[start THE INPUT]

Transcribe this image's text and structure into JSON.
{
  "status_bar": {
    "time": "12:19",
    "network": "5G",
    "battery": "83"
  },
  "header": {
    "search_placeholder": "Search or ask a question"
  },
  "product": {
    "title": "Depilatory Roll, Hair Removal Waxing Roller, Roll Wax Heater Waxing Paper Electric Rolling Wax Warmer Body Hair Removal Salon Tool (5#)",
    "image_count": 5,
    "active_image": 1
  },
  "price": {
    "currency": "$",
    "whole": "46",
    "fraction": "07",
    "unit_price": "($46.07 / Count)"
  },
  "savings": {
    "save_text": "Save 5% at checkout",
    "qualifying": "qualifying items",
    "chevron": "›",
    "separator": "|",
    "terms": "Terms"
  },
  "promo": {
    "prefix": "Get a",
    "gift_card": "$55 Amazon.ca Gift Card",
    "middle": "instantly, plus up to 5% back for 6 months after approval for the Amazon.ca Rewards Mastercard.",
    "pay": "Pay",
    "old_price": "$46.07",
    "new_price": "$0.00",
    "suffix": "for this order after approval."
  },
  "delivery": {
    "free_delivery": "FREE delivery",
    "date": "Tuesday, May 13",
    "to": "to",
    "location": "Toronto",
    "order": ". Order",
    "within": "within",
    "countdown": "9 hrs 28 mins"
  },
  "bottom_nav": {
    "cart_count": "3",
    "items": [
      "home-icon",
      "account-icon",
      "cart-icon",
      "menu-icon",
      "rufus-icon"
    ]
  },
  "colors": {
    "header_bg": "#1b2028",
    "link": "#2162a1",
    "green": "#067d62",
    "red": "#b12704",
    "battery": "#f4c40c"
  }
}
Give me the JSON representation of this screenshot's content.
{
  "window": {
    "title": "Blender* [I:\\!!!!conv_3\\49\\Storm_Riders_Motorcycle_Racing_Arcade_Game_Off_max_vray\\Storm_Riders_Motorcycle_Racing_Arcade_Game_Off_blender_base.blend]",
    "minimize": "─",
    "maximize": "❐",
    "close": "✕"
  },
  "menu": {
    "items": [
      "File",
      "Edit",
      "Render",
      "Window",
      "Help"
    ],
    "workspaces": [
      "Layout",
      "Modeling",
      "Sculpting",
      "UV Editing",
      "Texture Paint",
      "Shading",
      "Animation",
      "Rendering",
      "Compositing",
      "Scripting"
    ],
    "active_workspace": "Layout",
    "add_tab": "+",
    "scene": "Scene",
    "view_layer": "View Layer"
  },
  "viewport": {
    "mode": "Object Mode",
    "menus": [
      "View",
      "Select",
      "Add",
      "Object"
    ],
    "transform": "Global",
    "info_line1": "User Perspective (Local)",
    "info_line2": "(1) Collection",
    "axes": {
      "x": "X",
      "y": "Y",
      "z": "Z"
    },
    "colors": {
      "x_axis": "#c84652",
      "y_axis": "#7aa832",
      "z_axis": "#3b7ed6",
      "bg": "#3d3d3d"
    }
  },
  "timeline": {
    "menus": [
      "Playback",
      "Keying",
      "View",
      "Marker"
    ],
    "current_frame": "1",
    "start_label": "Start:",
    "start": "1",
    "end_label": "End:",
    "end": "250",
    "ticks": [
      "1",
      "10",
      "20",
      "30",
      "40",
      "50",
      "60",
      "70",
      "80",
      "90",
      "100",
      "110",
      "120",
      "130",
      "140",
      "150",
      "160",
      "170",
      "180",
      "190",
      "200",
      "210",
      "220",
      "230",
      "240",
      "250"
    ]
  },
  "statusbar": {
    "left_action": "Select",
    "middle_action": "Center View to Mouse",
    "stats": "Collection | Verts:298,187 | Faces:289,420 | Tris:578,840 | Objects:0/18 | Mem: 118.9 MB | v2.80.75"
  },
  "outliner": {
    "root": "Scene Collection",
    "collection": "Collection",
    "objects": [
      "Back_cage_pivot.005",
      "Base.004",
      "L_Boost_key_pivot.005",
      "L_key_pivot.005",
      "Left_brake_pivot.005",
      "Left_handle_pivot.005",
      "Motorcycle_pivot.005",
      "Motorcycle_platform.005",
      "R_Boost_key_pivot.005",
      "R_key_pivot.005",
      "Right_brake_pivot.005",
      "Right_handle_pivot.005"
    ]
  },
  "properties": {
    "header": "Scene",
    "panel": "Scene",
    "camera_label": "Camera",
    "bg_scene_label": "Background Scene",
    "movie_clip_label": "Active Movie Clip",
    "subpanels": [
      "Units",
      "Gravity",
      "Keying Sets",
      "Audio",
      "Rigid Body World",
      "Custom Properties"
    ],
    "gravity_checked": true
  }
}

[end THE INPUT]

— GIVEN PROBLEM —
Write every entry out again exactly.

— WRITTEN SOLUTION —
Transcribe this image's text and structure into JSON.
{
  "status_bar": {
    "time": "12:19",
    "network": "5G",
    "battery": "83"
  },
  "header": {
    "search_placeholder": "Search or ask a question"
  },
  "product": {
    "title": "Depilatory Roll, Hair Removal Waxing Roller, Roll Wax Heater Waxing Paper Electric Rolling Wax Warmer Body Hair Removal Salon Tool (5#)",
    "image_count": 5,
    "active_image": 1
  },
  "price": {
    "currency": "$",
    "whole": "46",
    "fraction": "07",
    "unit_price": "($46.07 / Count)"
  },
  "savings": {
    "save_text": "Save 5% at checkout",
    "qualifying": "qualifying items",
    "chevron": "›",
    "separator": "|",
    "terms": "Terms"
  },
  "promo": {
    "prefix": "Get a",
    "gift_card": "$55 Amazon.ca Gift Card",
    "middle": "instantly, plus up to 5% back for 6 months after approval for the Amazon.ca Rewards Mastercard.",
    "pay": "Pay",
    "old_price": "$46.07",
    "new_price": "$0.00",
    "suffix": "for this order after approval."
  },
  "delivery": {
    "free_delivery": "FREE delivery",
    "date": "Tuesday, May 13",
    "to": "to",
    "location": "Toronto",
    "order": ". Order",
    "within": "within",
    "countdown": "9 hrs 28 mins"
  },
  "bottom_nav": {
    "cart_count": "3",
    "items": [
      "home-icon",
      "account-icon",
      "cart-icon",
      "menu-icon",
      "rufus-icon"
    ]
  },
  "colors": {
    "header_bg": "#1b2028",
    "link": "#2162a1",
    "green": "#067d62",
    "red": "#b12704",
    "battery": "#f4c40c"
  }
}
Give me the JSON representation of this screenshot's content.
{
  "window": {
    "title": "Blender* [I:\\!!!!conv_3\\49\\Storm_Riders_Motorcycle_Racing_Arcade_Game_Off_max_vray\\Storm_Riders_Motorcycle_Racing_Arcade_Game_Off_blender_base.blend]",
    "minimize": "─",
    "maximize": "❐",
    "close": "✕"
  },
  "menu": {
    "items": [
      "File",
      "Edit",
      "Render",
      "Window",
      "Help"
    ],
    "workspaces": [
      "Layout",
      "Modeling",
      "Sculpting",
      "UV Editing",
      "Texture Paint",
      "Shading",
      "Animation",
      "Rendering",
      "Compositing",
      "Scripting"
    ],
    "active_workspace": "Layout",
    "add_tab": "+",
    "scene": "Scene",
    "view_layer": "View Layer"
  },
  "viewport": {
    "mode": "Object Mode",
    "menus": [
      "View",
      "Select",
      "Add",
      "Object"
    ],
    "transform": "Global",
    "info_line1": "User Perspective (Local)",
    "info_line2": "(1) Collection",
    "axes": {
      "x": "X",
      "y": "Y",
      "z": "Z"
    },
    "colors": {
      "x_axis": "#c84652",
      "y_axis": "#7aa832",
      "z_axis": "#3b7ed6",
      "bg": "#3d3d3d"
    }
  },
  "timeline": {
    "menus": [
      "Playback",
      "Keying",
      "View",
      "Marker"
    ],
    "current_frame": "1",
    "start_label": "Start:",
    "start": "1",
    "end_label": "End:",
    "end": "250",
    "ticks": [
      "1",
      "10",
      "20",
      "30",
      "40",
      "50",
      "60",
      "70",
      "80",
      "90",
      "100",
      "110",
      "120",
      "130",
      "140",
      "150",
      "160",
      "170",
      "180",
      "190",
      "200",
      "210",
      "220",
      "230",
      "240",
      "250"
    ]
  },
  "statusbar": {
    "left_action": "Select",
    "middle_action": "Center View to Mouse",
    "stats": "Collection | Verts:298,187 | Faces:289,420 | Tris:578,840 | Objects:0/18 | Mem: 118.9 MB | v2.80.75"
  },
  "outliner": {
    "root": "Scene Collection",
    "collection": "Collection",
    "objects": [
      "Back_cage_pivot.005",
      "Base.004",
      "L_Boost_key_pivot.005",
      "L_key_pivot.005",
      "Left_brake_pivot.005",
      "Left_handle_pivot.005",
      "Motorcycle_pivot.005",
      "Motorcycle_platform.005",
      "R_Boost_key_pivot.005",
      "R_key_pivot.005",
      "Right_brake_pivot.005",
      "Right_handle_pivot.005"
    ]
  },
  "properties": {
    "header": "Scene",
    "panel": "Scene",
    "camera_label": "Camera",
    "bg_scene_label": "Background Scene",
    "movie_clip_label": "Active Movie Clip",
    "subpanels": [
      "Units",
      "Gravity",
      "Keying Sets",
      "Audio",
      "Rigid Body World",
      "Custom Properties"
    ],
    "gravity_checked": true
  }
}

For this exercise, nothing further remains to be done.